* The problem *
From the listing below, extract each entry exactly as written, minus the images.

* Raw data *
-- begin --
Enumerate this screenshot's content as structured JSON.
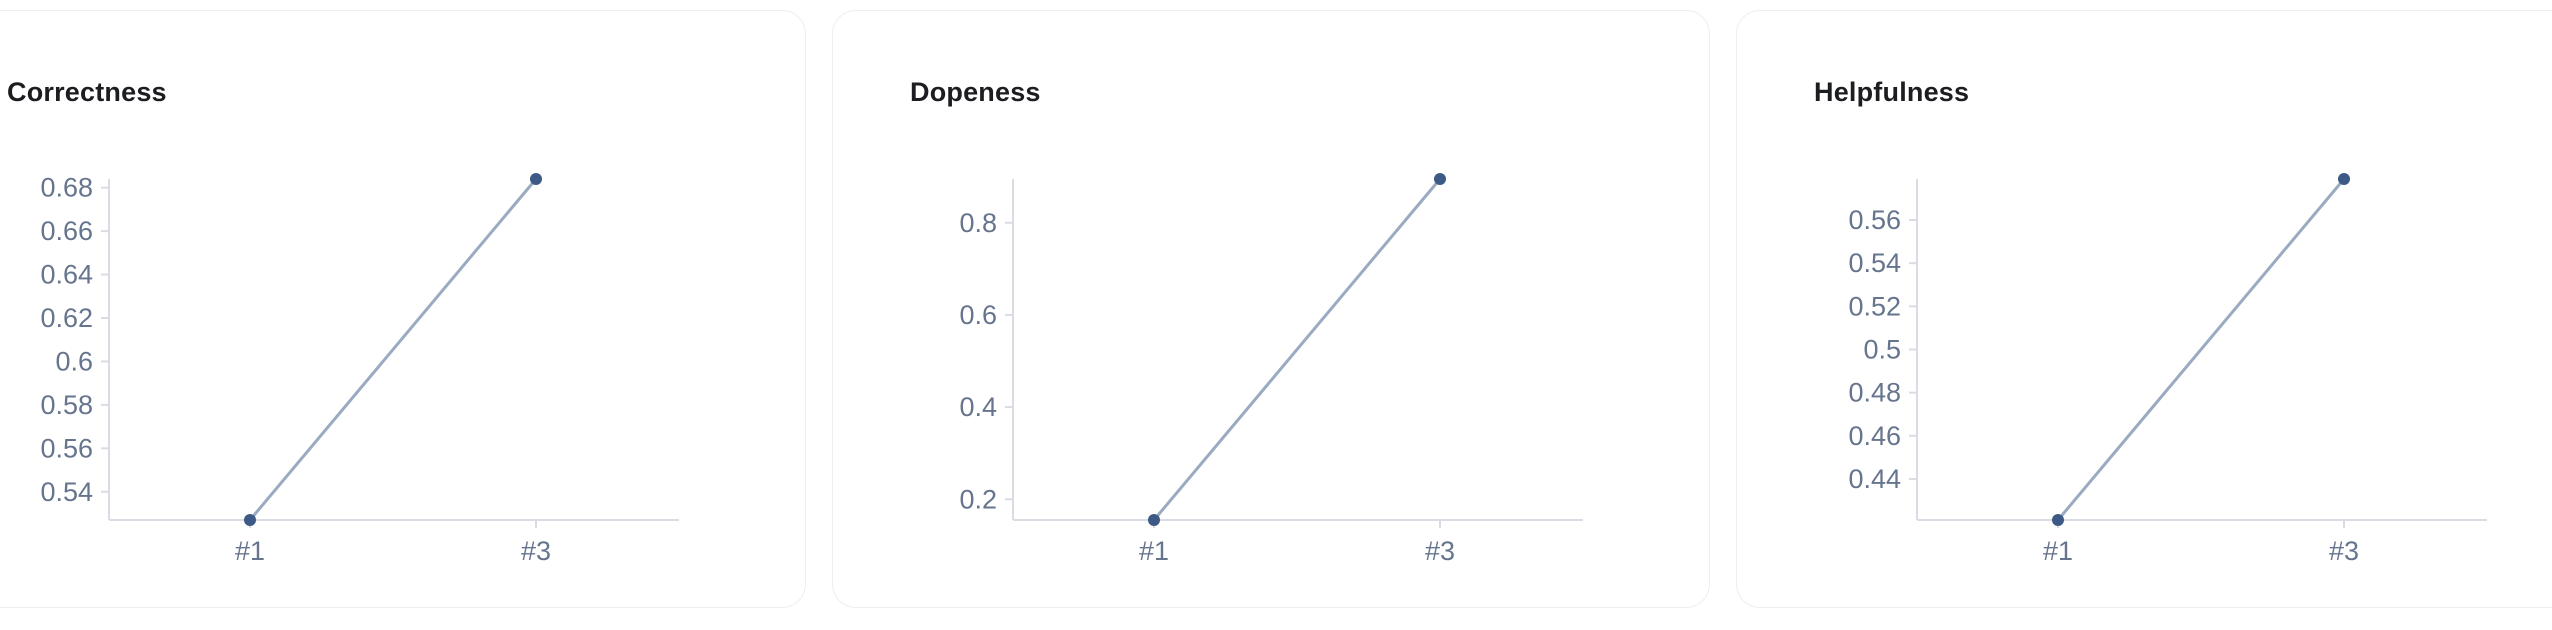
{
  "colors": {
    "line": "#9aaac0",
    "point": "#3d5a86",
    "axis": "#d9dce3",
    "tick_text": "#66758d",
    "title_text": "#1c1d21"
  },
  "chart_data": [
    {
      "type": "line",
      "title": "Correctness",
      "categories": [
        "#1",
        "#3"
      ],
      "series": [
        {
          "values": [
            0.527,
            0.684
          ]
        }
      ],
      "yticks": [
        0.54,
        0.56,
        0.58,
        0.6,
        0.62,
        0.64,
        0.66,
        0.68
      ],
      "ytick_labels": [
        "0.54",
        "0.56",
        "0.58",
        "0.6",
        "0.62",
        "0.64",
        "0.66",
        "0.68"
      ],
      "ylim": [
        0.527,
        0.684
      ],
      "grid": false
    },
    {
      "type": "line",
      "title": "Dopeness",
      "categories": [
        "#1",
        "#3"
      ],
      "series": [
        {
          "values": [
            0.155,
            0.895
          ]
        }
      ],
      "yticks": [
        0.2,
        0.4,
        0.6,
        0.8
      ],
      "ytick_labels": [
        "0.2",
        "0.4",
        "0.6",
        "0.8"
      ],
      "ylim": [
        0.155,
        0.895
      ],
      "grid": false
    },
    {
      "type": "line",
      "title": "Helpfulness",
      "categories": [
        "#1",
        "#3"
      ],
      "series": [
        {
          "values": [
            0.421,
            0.579
          ]
        }
      ],
      "yticks": [
        0.44,
        0.46,
        0.48,
        0.5,
        0.52,
        0.54,
        0.56
      ],
      "ytick_labels": [
        "0.44",
        "0.46",
        "0.48",
        "0.5",
        "0.52",
        "0.54",
        "0.56"
      ],
      "ylim": [
        0.421,
        0.579
      ],
      "grid": false
    }
  ]
}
-- end --
* Result of this task *
Enumerate this screenshot's content as structured JSON.
{
  "colors": {
    "line": "#9aaac0",
    "point": "#3d5a86",
    "axis": "#d9dce3",
    "tick_text": "#66758d",
    "title_text": "#1c1d21"
  },
  "chart_data": [
    {
      "type": "line",
      "title": "Correctness",
      "categories": [
        "#1",
        "#3"
      ],
      "series": [
        {
          "values": [
            0.527,
            0.684
          ]
        }
      ],
      "yticks": [
        0.54,
        0.56,
        0.58,
        0.6,
        0.62,
        0.64,
        0.66,
        0.68
      ],
      "ytick_labels": [
        "0.54",
        "0.56",
        "0.58",
        "0.6",
        "0.62",
        "0.64",
        "0.66",
        "0.68"
      ],
      "ylim": [
        0.527,
        0.684
      ],
      "grid": false
    },
    {
      "type": "line",
      "title": "Dopeness",
      "categories": [
        "#1",
        "#3"
      ],
      "series": [
        {
          "values": [
            0.155,
            0.895
          ]
        }
      ],
      "yticks": [
        0.2,
        0.4,
        0.6,
        0.8
      ],
      "ytick_labels": [
        "0.2",
        "0.4",
        "0.6",
        "0.8"
      ],
      "ylim": [
        0.155,
        0.895
      ],
      "grid": false
    },
    {
      "type": "line",
      "title": "Helpfulness",
      "categories": [
        "#1",
        "#3"
      ],
      "series": [
        {
          "values": [
            0.421,
            0.579
          ]
        }
      ],
      "yticks": [
        0.44,
        0.46,
        0.48,
        0.5,
        0.52,
        0.54,
        0.56
      ],
      "ytick_labels": [
        "0.44",
        "0.46",
        "0.48",
        "0.5",
        "0.52",
        "0.54",
        "0.56"
      ],
      "ylim": [
        0.421,
        0.579
      ],
      "grid": false
    }
  ]
}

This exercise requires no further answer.